---------- Data for the task
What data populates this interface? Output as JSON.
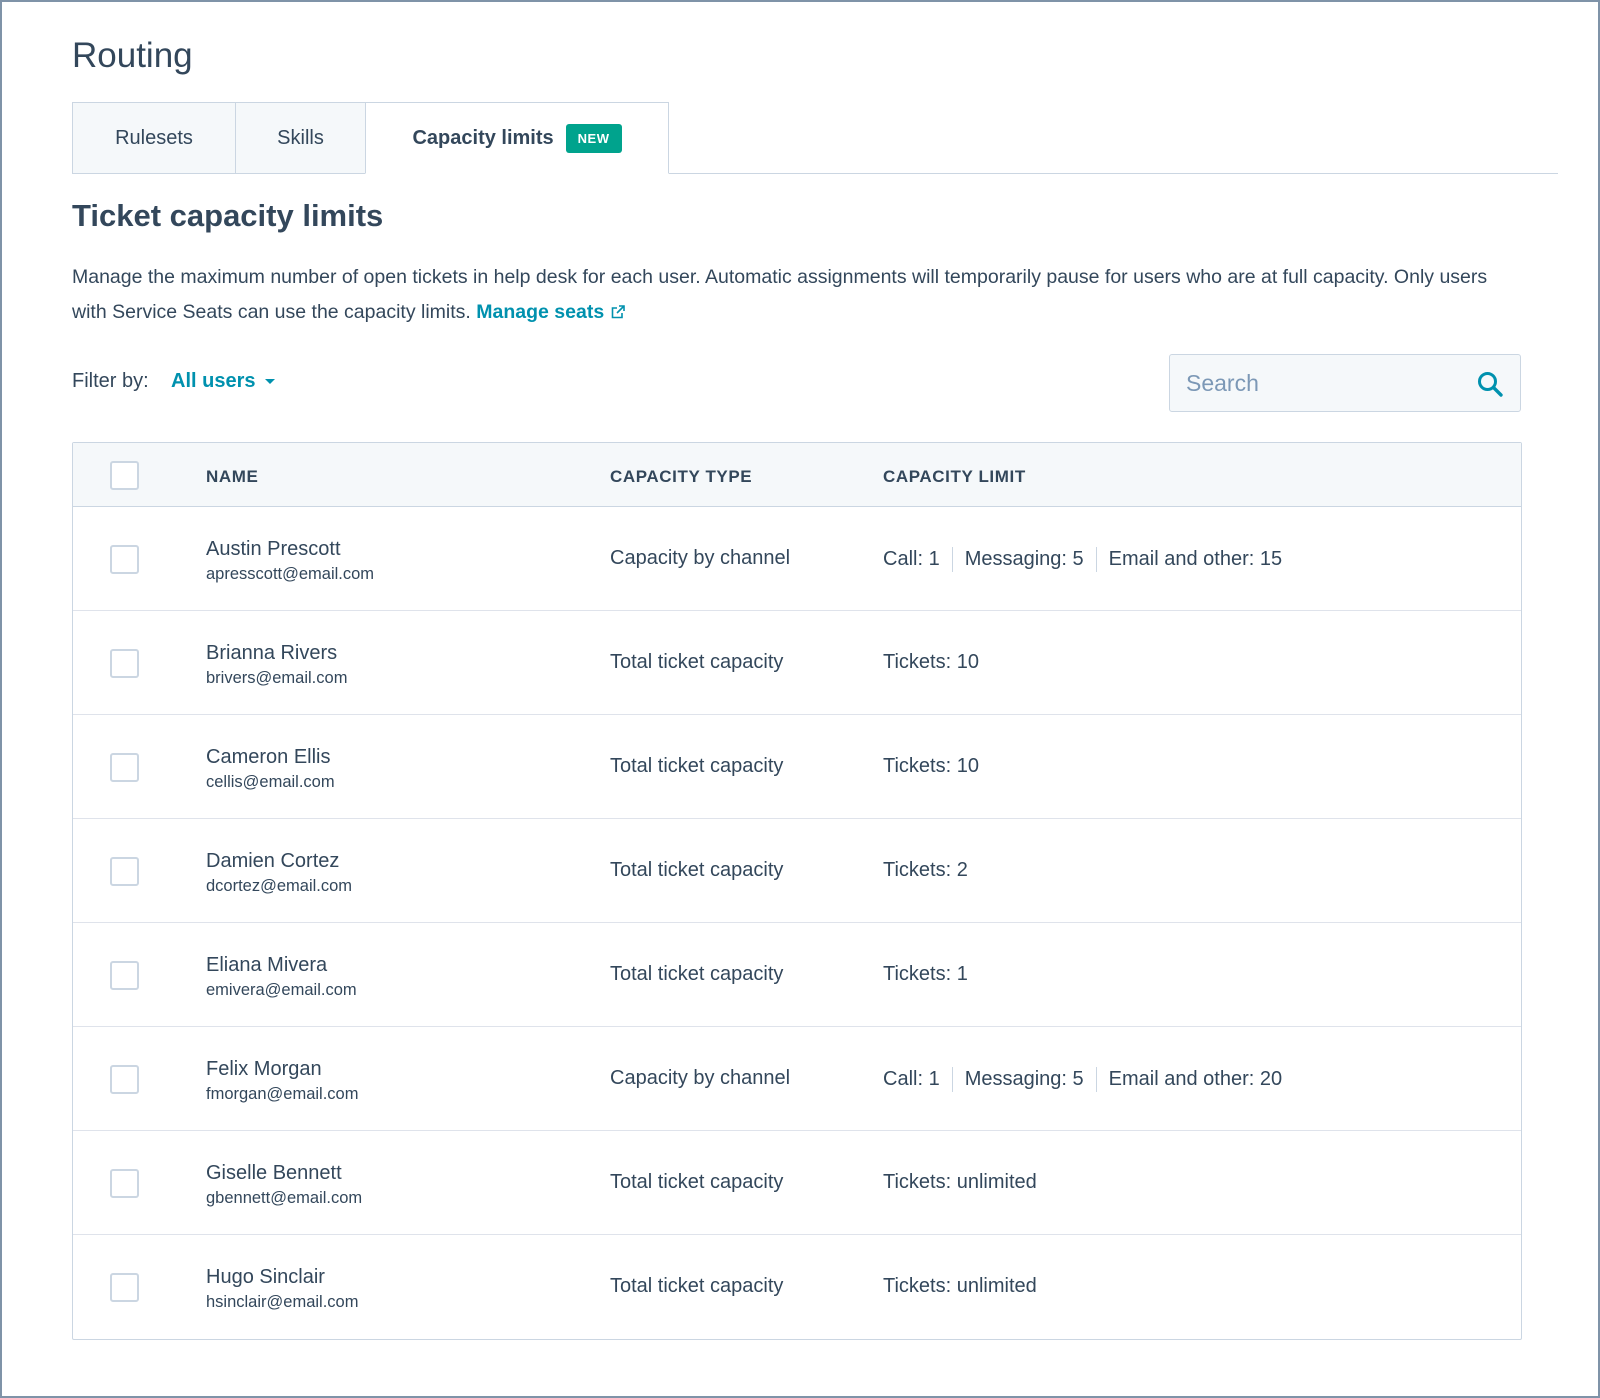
{
  "page": {
    "title": "Routing"
  },
  "tabs": [
    {
      "label": "Rulesets",
      "active": false
    },
    {
      "label": "Skills",
      "active": false
    },
    {
      "label": "Capacity limits",
      "active": true,
      "badge": "NEW"
    }
  ],
  "section": {
    "title": "Ticket capacity limits",
    "description": "Manage the maximum number of open tickets in help desk for each user. Automatic assignments will temporarily pause for users who are at full capacity. Only users with Service Seats can use the capacity limits.",
    "link_label": "Manage seats"
  },
  "filter": {
    "label": "Filter by:",
    "value": "All users"
  },
  "search": {
    "placeholder": "Search"
  },
  "table": {
    "headers": {
      "name": "NAME",
      "capacity_type": "CAPACITY TYPE",
      "capacity_limit": "CAPACITY LIMIT"
    },
    "rows": [
      {
        "name": "Austin Prescott",
        "email": "apresscott@email.com",
        "capacity_type": "Capacity by channel",
        "limits": [
          "Call: 1",
          "Messaging: 5",
          "Email and other: 15"
        ]
      },
      {
        "name": "Brianna Rivers",
        "email": "brivers@email.com",
        "capacity_type": "Total ticket capacity",
        "limits": [
          "Tickets: 10"
        ]
      },
      {
        "name": "Cameron Ellis",
        "email": "cellis@email.com",
        "capacity_type": "Total ticket capacity",
        "limits": [
          "Tickets: 10"
        ]
      },
      {
        "name": "Damien Cortez",
        "email": "dcortez@email.com",
        "capacity_type": "Total ticket capacity",
        "limits": [
          "Tickets: 2"
        ]
      },
      {
        "name": "Eliana Mivera",
        "email": "emivera@email.com",
        "capacity_type": "Total ticket capacity",
        "limits": [
          "Tickets: 1"
        ]
      },
      {
        "name": "Felix Morgan",
        "email": "fmorgan@email.com",
        "capacity_type": "Capacity by channel",
        "limits": [
          "Call: 1",
          "Messaging: 5",
          "Email and other: 20"
        ]
      },
      {
        "name": "Giselle Bennett",
        "email": "gbennett@email.com",
        "capacity_type": "Total ticket capacity",
        "limits": [
          "Tickets: unlimited"
        ]
      },
      {
        "name": "Hugo Sinclair",
        "email": "hsinclair@email.com",
        "capacity_type": "Total ticket capacity",
        "limits": [
          "Tickets: unlimited"
        ]
      }
    ]
  },
  "colors": {
    "accent": "#0091ae",
    "badge": "#00a38d",
    "text": "#33475b",
    "border": "#cbd6e2",
    "header_bg": "#f5f8fa"
  },
  "icons": {
    "search": "search-icon",
    "external_link": "external-link-icon",
    "filter_caret": "caret-down-icon"
  }
}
--------------------
## Exercise goal:
The records above need to be restated word for word, with the pictures left out.

## Result of this exercise:
What data populates this interface? Output as JSON.
{
  "page": {
    "title": "Routing"
  },
  "tabs": [
    {
      "label": "Rulesets",
      "active": false
    },
    {
      "label": "Skills",
      "active": false
    },
    {
      "label": "Capacity limits",
      "active": true,
      "badge": "NEW"
    }
  ],
  "section": {
    "title": "Ticket capacity limits",
    "description": "Manage the maximum number of open tickets in help desk for each user. Automatic assignments will temporarily pause for users who are at full capacity. Only users with Service Seats can use the capacity limits.",
    "link_label": "Manage seats"
  },
  "filter": {
    "label": "Filter by:",
    "value": "All users"
  },
  "search": {
    "placeholder": "Search"
  },
  "table": {
    "headers": {
      "name": "NAME",
      "capacity_type": "CAPACITY TYPE",
      "capacity_limit": "CAPACITY LIMIT"
    },
    "rows": [
      {
        "name": "Austin Prescott",
        "email": "apresscott@email.com",
        "capacity_type": "Capacity by channel",
        "limits": [
          "Call: 1",
          "Messaging: 5",
          "Email and other: 15"
        ]
      },
      {
        "name": "Brianna Rivers",
        "email": "brivers@email.com",
        "capacity_type": "Total ticket capacity",
        "limits": [
          "Tickets: 10"
        ]
      },
      {
        "name": "Cameron Ellis",
        "email": "cellis@email.com",
        "capacity_type": "Total ticket capacity",
        "limits": [
          "Tickets: 10"
        ]
      },
      {
        "name": "Damien Cortez",
        "email": "dcortez@email.com",
        "capacity_type": "Total ticket capacity",
        "limits": [
          "Tickets: 2"
        ]
      },
      {
        "name": "Eliana Mivera",
        "email": "emivera@email.com",
        "capacity_type": "Total ticket capacity",
        "limits": [
          "Tickets: 1"
        ]
      },
      {
        "name": "Felix Morgan",
        "email": "fmorgan@email.com",
        "capacity_type": "Capacity by channel",
        "limits": [
          "Call: 1",
          "Messaging: 5",
          "Email and other: 20"
        ]
      },
      {
        "name": "Giselle Bennett",
        "email": "gbennett@email.com",
        "capacity_type": "Total ticket capacity",
        "limits": [
          "Tickets: unlimited"
        ]
      },
      {
        "name": "Hugo Sinclair",
        "email": "hsinclair@email.com",
        "capacity_type": "Total ticket capacity",
        "limits": [
          "Tickets: unlimited"
        ]
      }
    ]
  },
  "colors": {
    "accent": "#0091ae",
    "badge": "#00a38d",
    "text": "#33475b",
    "border": "#cbd6e2",
    "header_bg": "#f5f8fa"
  },
  "icons": {
    "search": "search-icon",
    "external_link": "external-link-icon",
    "filter_caret": "caret-down-icon"
  }
}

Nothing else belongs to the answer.